§ **WORK TO COMPLETE**
Reproduce the records below, substituting "Drawing size" for every occurrence of "Patent image size" and leaving all other text unchanged.

[start EXCERPTED RECORDS]

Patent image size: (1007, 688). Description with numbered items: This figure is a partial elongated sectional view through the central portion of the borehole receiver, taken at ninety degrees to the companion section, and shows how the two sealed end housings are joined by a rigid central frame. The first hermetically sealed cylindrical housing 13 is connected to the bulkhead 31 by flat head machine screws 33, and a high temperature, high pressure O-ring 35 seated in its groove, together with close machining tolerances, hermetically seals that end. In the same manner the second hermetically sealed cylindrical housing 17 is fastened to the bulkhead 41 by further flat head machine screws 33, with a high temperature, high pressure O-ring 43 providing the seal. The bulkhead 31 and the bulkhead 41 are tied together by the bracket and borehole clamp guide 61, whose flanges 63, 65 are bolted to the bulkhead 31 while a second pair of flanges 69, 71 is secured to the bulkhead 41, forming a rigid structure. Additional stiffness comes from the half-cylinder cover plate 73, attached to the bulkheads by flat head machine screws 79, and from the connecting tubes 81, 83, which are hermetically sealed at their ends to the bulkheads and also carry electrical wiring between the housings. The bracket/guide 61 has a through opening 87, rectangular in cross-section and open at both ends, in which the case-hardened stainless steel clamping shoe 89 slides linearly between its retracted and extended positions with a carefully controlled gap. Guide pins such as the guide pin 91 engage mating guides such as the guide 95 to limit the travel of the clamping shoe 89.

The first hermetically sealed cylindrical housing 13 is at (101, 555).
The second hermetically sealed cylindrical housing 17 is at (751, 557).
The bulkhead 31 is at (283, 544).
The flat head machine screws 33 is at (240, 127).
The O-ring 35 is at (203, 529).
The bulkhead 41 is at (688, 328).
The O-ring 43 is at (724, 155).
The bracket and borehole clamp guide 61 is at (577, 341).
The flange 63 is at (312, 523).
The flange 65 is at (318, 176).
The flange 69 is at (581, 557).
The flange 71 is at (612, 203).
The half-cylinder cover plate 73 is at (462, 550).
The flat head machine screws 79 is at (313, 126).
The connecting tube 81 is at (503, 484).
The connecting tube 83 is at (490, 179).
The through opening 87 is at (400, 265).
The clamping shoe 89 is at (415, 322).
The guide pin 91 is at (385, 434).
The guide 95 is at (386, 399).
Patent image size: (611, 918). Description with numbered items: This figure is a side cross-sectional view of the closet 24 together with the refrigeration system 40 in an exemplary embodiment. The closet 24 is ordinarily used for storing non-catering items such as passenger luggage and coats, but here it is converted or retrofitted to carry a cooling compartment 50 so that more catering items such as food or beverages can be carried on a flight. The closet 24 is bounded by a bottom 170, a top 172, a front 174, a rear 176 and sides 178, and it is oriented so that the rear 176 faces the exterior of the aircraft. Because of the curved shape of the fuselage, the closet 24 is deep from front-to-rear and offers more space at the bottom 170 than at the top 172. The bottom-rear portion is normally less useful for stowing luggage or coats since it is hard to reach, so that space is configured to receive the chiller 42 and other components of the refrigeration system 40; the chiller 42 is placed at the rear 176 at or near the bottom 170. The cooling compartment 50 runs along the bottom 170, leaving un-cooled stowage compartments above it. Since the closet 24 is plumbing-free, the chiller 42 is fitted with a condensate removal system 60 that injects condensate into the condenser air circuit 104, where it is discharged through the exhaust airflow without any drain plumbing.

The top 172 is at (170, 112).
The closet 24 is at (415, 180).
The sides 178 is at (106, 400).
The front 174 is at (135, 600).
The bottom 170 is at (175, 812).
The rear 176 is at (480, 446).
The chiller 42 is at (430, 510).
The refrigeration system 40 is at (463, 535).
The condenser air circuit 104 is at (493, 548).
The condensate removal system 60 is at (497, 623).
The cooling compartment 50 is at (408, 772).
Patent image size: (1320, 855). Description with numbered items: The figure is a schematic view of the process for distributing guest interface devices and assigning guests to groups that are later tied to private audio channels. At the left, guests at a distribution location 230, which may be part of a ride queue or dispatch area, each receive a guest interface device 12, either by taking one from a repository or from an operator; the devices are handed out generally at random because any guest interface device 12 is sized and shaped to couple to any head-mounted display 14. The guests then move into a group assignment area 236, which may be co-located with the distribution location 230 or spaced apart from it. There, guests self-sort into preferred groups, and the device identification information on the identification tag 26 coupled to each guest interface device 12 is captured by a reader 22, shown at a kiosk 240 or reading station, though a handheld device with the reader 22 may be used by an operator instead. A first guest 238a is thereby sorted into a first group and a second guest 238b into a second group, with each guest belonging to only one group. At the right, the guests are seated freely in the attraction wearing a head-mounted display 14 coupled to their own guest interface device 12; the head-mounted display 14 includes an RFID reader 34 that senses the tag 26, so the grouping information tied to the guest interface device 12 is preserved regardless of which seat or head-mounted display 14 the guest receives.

[end EXCERPTED RECORDS]

§ **FINISHED EXERCISE**
Drawing size: (1007, 688). Description with numbered items: This figure is a partial elongated sectional view through the central portion of the borehole receiver, taken at ninety degrees to the companion section, and shows how the two sealed end housings are joined by a rigid central frame. The first hermetically sealed cylindrical housing 13 is connected to the bulkhead 31 by flat head machine screws 33, and a high temperature, high pressure O-ring 35 seated in its groove, together with close machining tolerances, hermetically seals that end. In the same manner the second hermetically sealed cylindrical housing 17 is fastened to the bulkhead 41 by further flat head machine screws 33, with a high temperature, high pressure O-ring 43 providing the seal. The bulkhead 31 and the bulkhead 41 are tied together by the bracket and borehole clamp guide 61, whose flanges 63, 65 are bolted to the bulkhead 31 while a second pair of flanges 69, 71 is secured to the bulkhead 41, forming a rigid structure. Additional stiffness comes from the half-cylinder cover plate 73, attached to the bulkheads by flat head machine screws 79, and from the connecting tubes 81, 83, which are hermetically sealed at their ends to the bulkheads and also carry electrical wiring between the housings. The bracket/guide 61 has a through opening 87, rectangular in cross-section and open at both ends, in which the case-hardened stainless steel clamping shoe 89 slides linearly between its retracted and extended positions with a carefully controlled gap. Guide pins such as the guide pin 91 engage mating guides such as the guide 95 to limit the travel of the clamping shoe 89.

The first hermetically sealed cylindrical housing 13 is at (101, 555).
The second hermetically sealed cylindrical housing 17 is at (751, 557).
The bulkhead 31 is at (283, 544).
The flat head machine screws 33 is at (240, 127).
The O-ring 35 is at (203, 529).
The bulkhead 41 is at (688, 328).
The O-ring 43 is at (724, 155).
The bracket and borehole clamp guide 61 is at (577, 341).
The flange 63 is at (312, 523).
The flange 65 is at (318, 176).
The flange 69 is at (581, 557).
The flange 71 is at (612, 203).
The half-cylinder cover plate 73 is at (462, 550).
The flat head machine screws 79 is at (313, 126).
The connecting tube 81 is at (503, 484).
The connecting tube 83 is at (490, 179).
The through opening 87 is at (400, 265).
The clamping shoe 89 is at (415, 322).
The guide pin 91 is at (385, 434).
The guide 95 is at (386, 399).
Drawing size: (611, 918). Description with numbered items: This figure is a side cross-sectional view of the closet 24 together with the refrigeration system 40 in an exemplary embodiment. The closet 24 is ordinarily used for storing non-catering items such as passenger luggage and coats, but here it is converted or retrofitted to carry a cooling compartment 50 so that more catering items such as food or beverages can be carried on a flight. The closet 24 is bounded by a bottom 170, a top 172, a front 174, a rear 176 and sides 178, and it is oriented so that the rear 176 faces the exterior of the aircraft. Because of the curved shape of the fuselage, the closet 24 is deep from front-to-rear and offers more space at the bottom 170 than at the top 172. The bottom-rear portion is normally less useful for stowing luggage or coats since it is hard to reach, so that space is configured to receive the chiller 42 and other components of the refrigeration system 40; the chiller 42 is placed at the rear 176 at or near the bottom 170. The cooling compartment 50 runs along the bottom 170, leaving un-cooled stowage compartments above it. Since the closet 24 is plumbing-free, the chiller 42 is fitted with a condensate removal system 60 that injects condensate into the condenser air circuit 104, where it is discharged through the exhaust airflow without any drain plumbing.

The top 172 is at (170, 112).
The closet 24 is at (415, 180).
The sides 178 is at (106, 400).
The front 174 is at (135, 600).
The bottom 170 is at (175, 812).
The rear 176 is at (480, 446).
The chiller 42 is at (430, 510).
The refrigeration system 40 is at (463, 535).
The condenser air circuit 104 is at (493, 548).
The condensate removal system 60 is at (497, 623).
The cooling compartment 50 is at (408, 772).
Drawing size: (1320, 855). Description with numbered items: The figure is a schematic view of the process for distributing guest interface devices and assigning guests to groups that are later tied to private audio channels. At the left, guests at a distribution location 230, which may be part of a ride queue or dispatch area, each receive a guest interface device 12, either by taking one from a repository or from an operator; the devices are handed out generally at random because any guest interface device 12 is sized and shaped to couple to any head-mounted display 14. The guests then move into a group assignment area 236, which may be co-located with the distribution location 230 or spaced apart from it. There, guests self-sort into preferred groups, and the device identification information on the identification tag 26 coupled to each guest interface device 12 is captured by a reader 22, shown at a kiosk 240 or reading station, though a handheld device with the reader 22 may be used by an operator instead. A first guest 238a is thereby sorted into a first group and a second guest 238b into a second group, with each guest belonging to only one group. At the right, the guests are seated freely in the attraction wearing a head-mounted display 14 coupled to their own guest interface device 12; the head-mounted display 14 includes an RFID reader 34 that senses the tag 26, so the grouping information tied to the guest interface device 12 is preserved regardless of which seat or head-mounted display 14 the guest receives.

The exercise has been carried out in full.